** START OF Provided material **

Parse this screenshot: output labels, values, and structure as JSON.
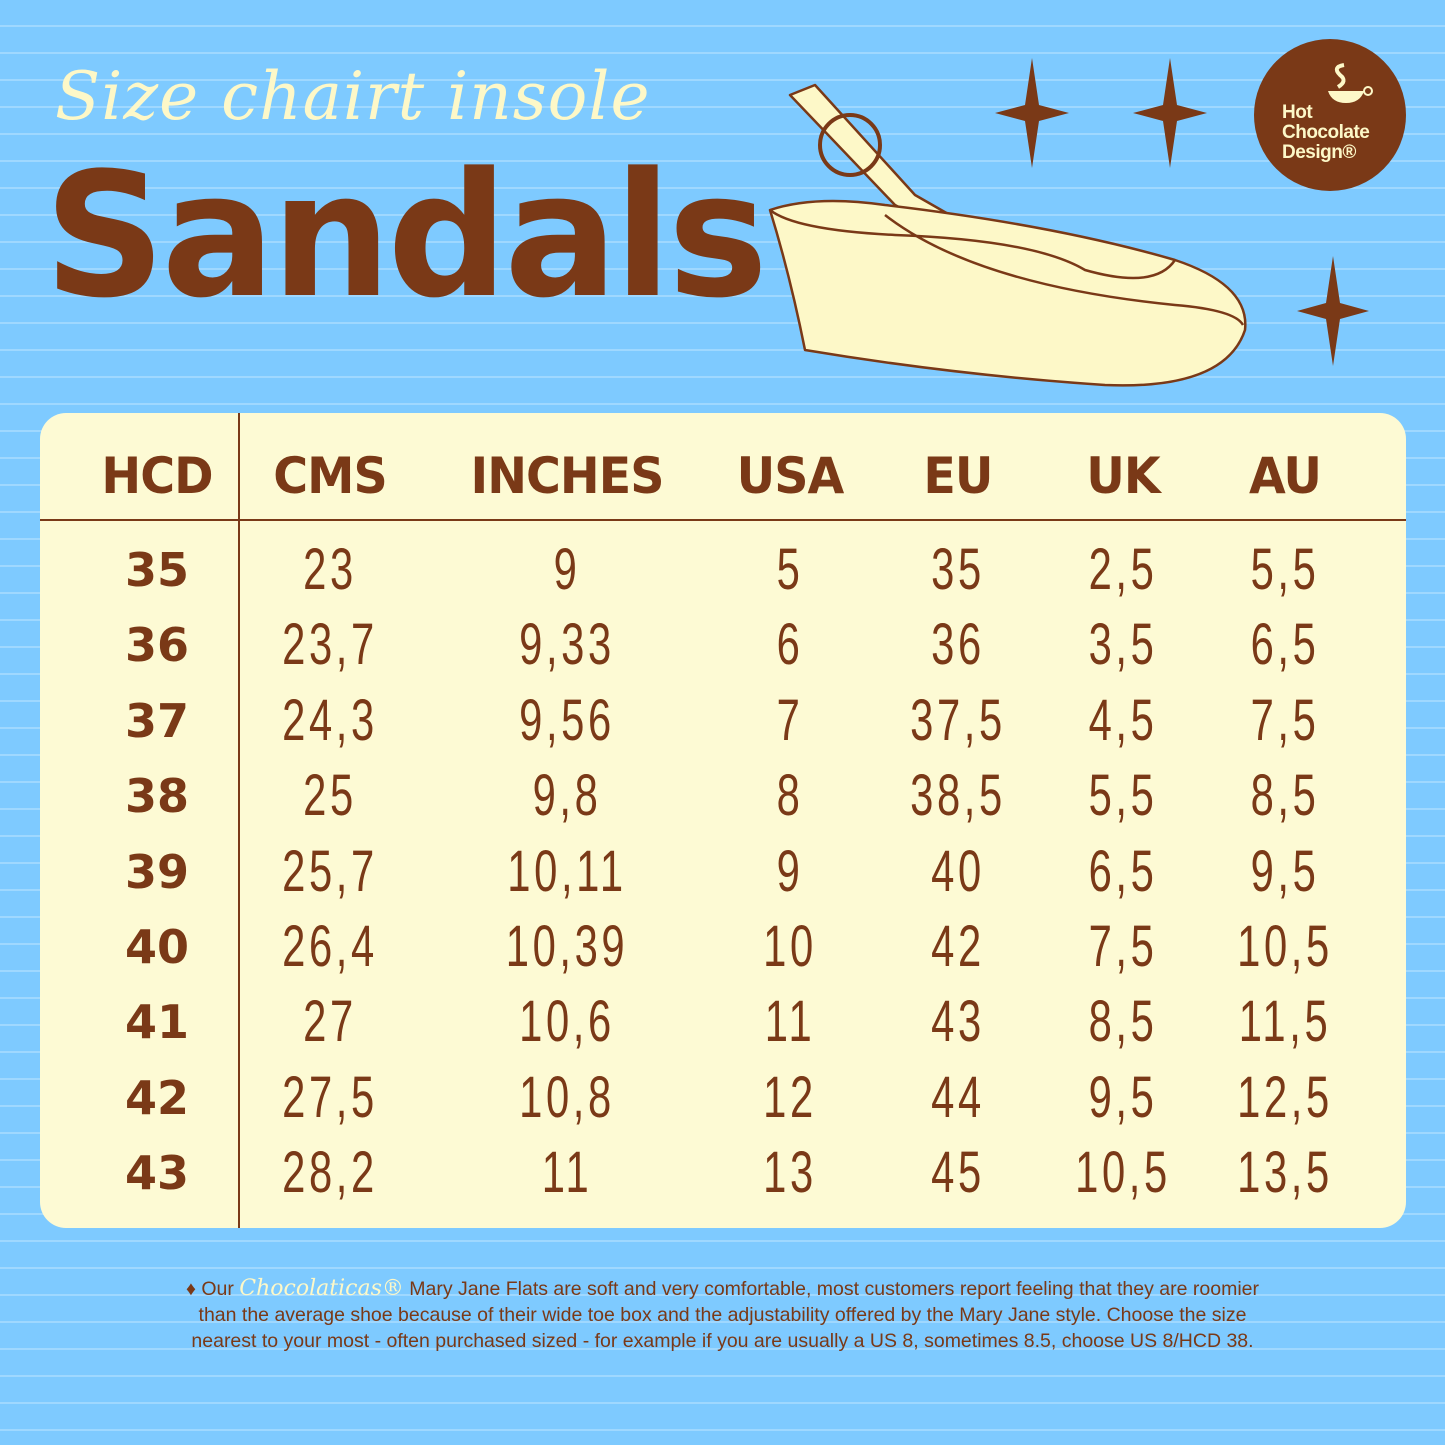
{
  "header": {
    "subtitle": "Size chairt insole",
    "title": "Sandals"
  },
  "logo": {
    "line1": "Hot",
    "line2": "Chocolate",
    "line3": "Design®"
  },
  "table": {
    "columns": [
      "HCD",
      "CMS",
      "INCHES",
      "USA",
      "EU",
      "UK",
      "AU"
    ],
    "rows": [
      [
        "35",
        "23",
        "9",
        "5",
        "35",
        "2,5",
        "5,5"
      ],
      [
        "36",
        "23,7",
        "9,33",
        "6",
        "36",
        "3,5",
        "6,5"
      ],
      [
        "37",
        "24,3",
        "9,56",
        "7",
        "37,5",
        "4,5",
        "7,5"
      ],
      [
        "38",
        "25",
        "9,8",
        "8",
        "38,5",
        "5,5",
        "8,5"
      ],
      [
        "39",
        "25,7",
        "10,11",
        "9",
        "40",
        "6,5",
        "9,5"
      ],
      [
        "40",
        "26,4",
        "10,39",
        "10",
        "42",
        "7,5",
        "10,5"
      ],
      [
        "41",
        "27",
        "10,6",
        "11",
        "43",
        "8,5",
        "11,5"
      ],
      [
        "42",
        "27,5",
        "10,8",
        "12",
        "44",
        "9,5",
        "12,5"
      ],
      [
        "43",
        "28,2",
        "11",
        "13",
        "45",
        "10,5",
        "13,5"
      ]
    ]
  },
  "note": {
    "bullet": "♦",
    "prefix": "Our",
    "brand": "Chocolaticas®",
    "text": "Mary Jane Flats are soft and very comfortable, most customers report feeling that they are roomier than the average shoe because of their wide toe box and the adjustability offered by the Mary Jane style. Choose the size nearest to your most - often  purchased sized - for example if you are usually a US 8, sometimes 8.5, choose US 8/HCD 38."
  },
  "colors": {
    "background": "#7ecaff",
    "brown": "#7a3917",
    "cream": "#fdfad4"
  }
}
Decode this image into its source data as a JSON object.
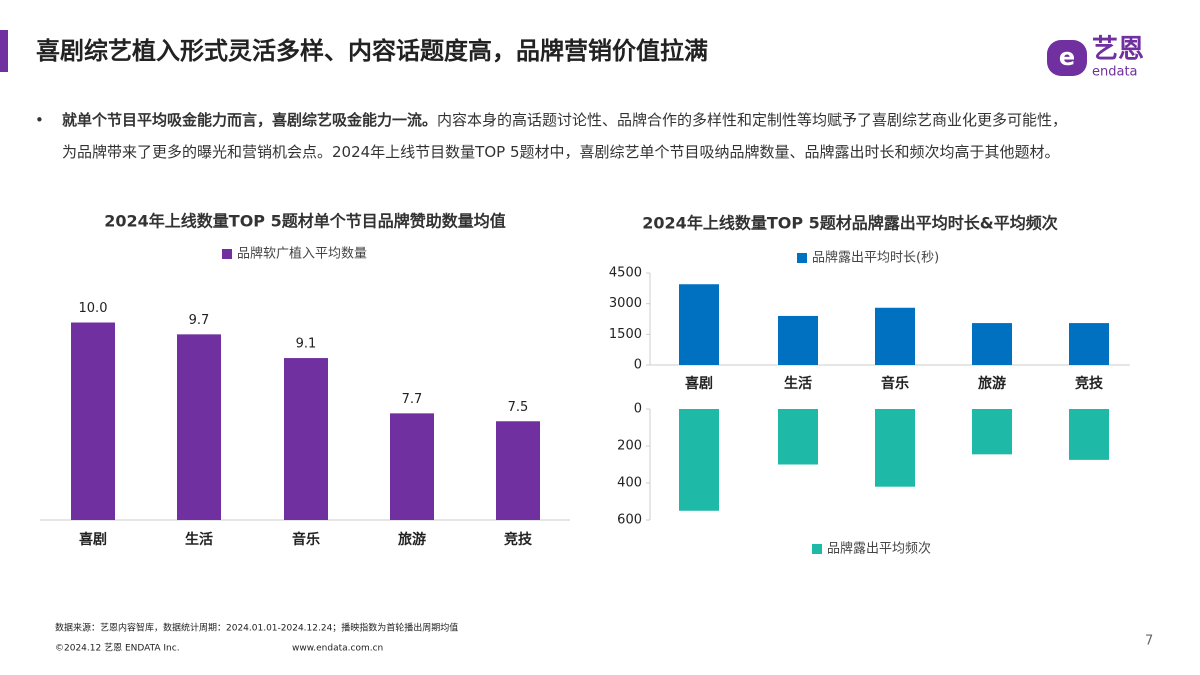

** END OF Provided material **

## [Exercise instructions]
Transcribe the whole listing, character for character, but not its images.

## [Response for this exercise]
Parse this screenshot: output labels, values, and structure as JSON.
{
  "header": {
    "subtitle": "Size chairt insole",
    "title": "Sandals"
  },
  "logo": {
    "line1": "Hot",
    "line2": "Chocolate",
    "line3": "Design®"
  },
  "table": {
    "columns": [
      "HCD",
      "CMS",
      "INCHES",
      "USA",
      "EU",
      "UK",
      "AU"
    ],
    "rows": [
      [
        "35",
        "23",
        "9",
        "5",
        "35",
        "2,5",
        "5,5"
      ],
      [
        "36",
        "23,7",
        "9,33",
        "6",
        "36",
        "3,5",
        "6,5"
      ],
      [
        "37",
        "24,3",
        "9,56",
        "7",
        "37,5",
        "4,5",
        "7,5"
      ],
      [
        "38",
        "25",
        "9,8",
        "8",
        "38,5",
        "5,5",
        "8,5"
      ],
      [
        "39",
        "25,7",
        "10,11",
        "9",
        "40",
        "6,5",
        "9,5"
      ],
      [
        "40",
        "26,4",
        "10,39",
        "10",
        "42",
        "7,5",
        "10,5"
      ],
      [
        "41",
        "27",
        "10,6",
        "11",
        "43",
        "8,5",
        "11,5"
      ],
      [
        "42",
        "27,5",
        "10,8",
        "12",
        "44",
        "9,5",
        "12,5"
      ],
      [
        "43",
        "28,2",
        "11",
        "13",
        "45",
        "10,5",
        "13,5"
      ]
    ]
  },
  "note": {
    "bullet": "♦",
    "prefix": "Our",
    "brand": "Chocolaticas®",
    "text": "Mary Jane Flats are soft and very comfortable, most customers report feeling that they are roomier than the average shoe because of their wide toe box and the adjustability offered by the Mary Jane style. Choose the size nearest to your most - often  purchased sized - for example if you are usually a US 8, sometimes 8.5, choose US 8/HCD 38."
  },
  "colors": {
    "background": "#7ecaff",
    "brown": "#7a3917",
    "cream": "#fdfad4"
  }
}
Decode this image into its source data as a JSON object.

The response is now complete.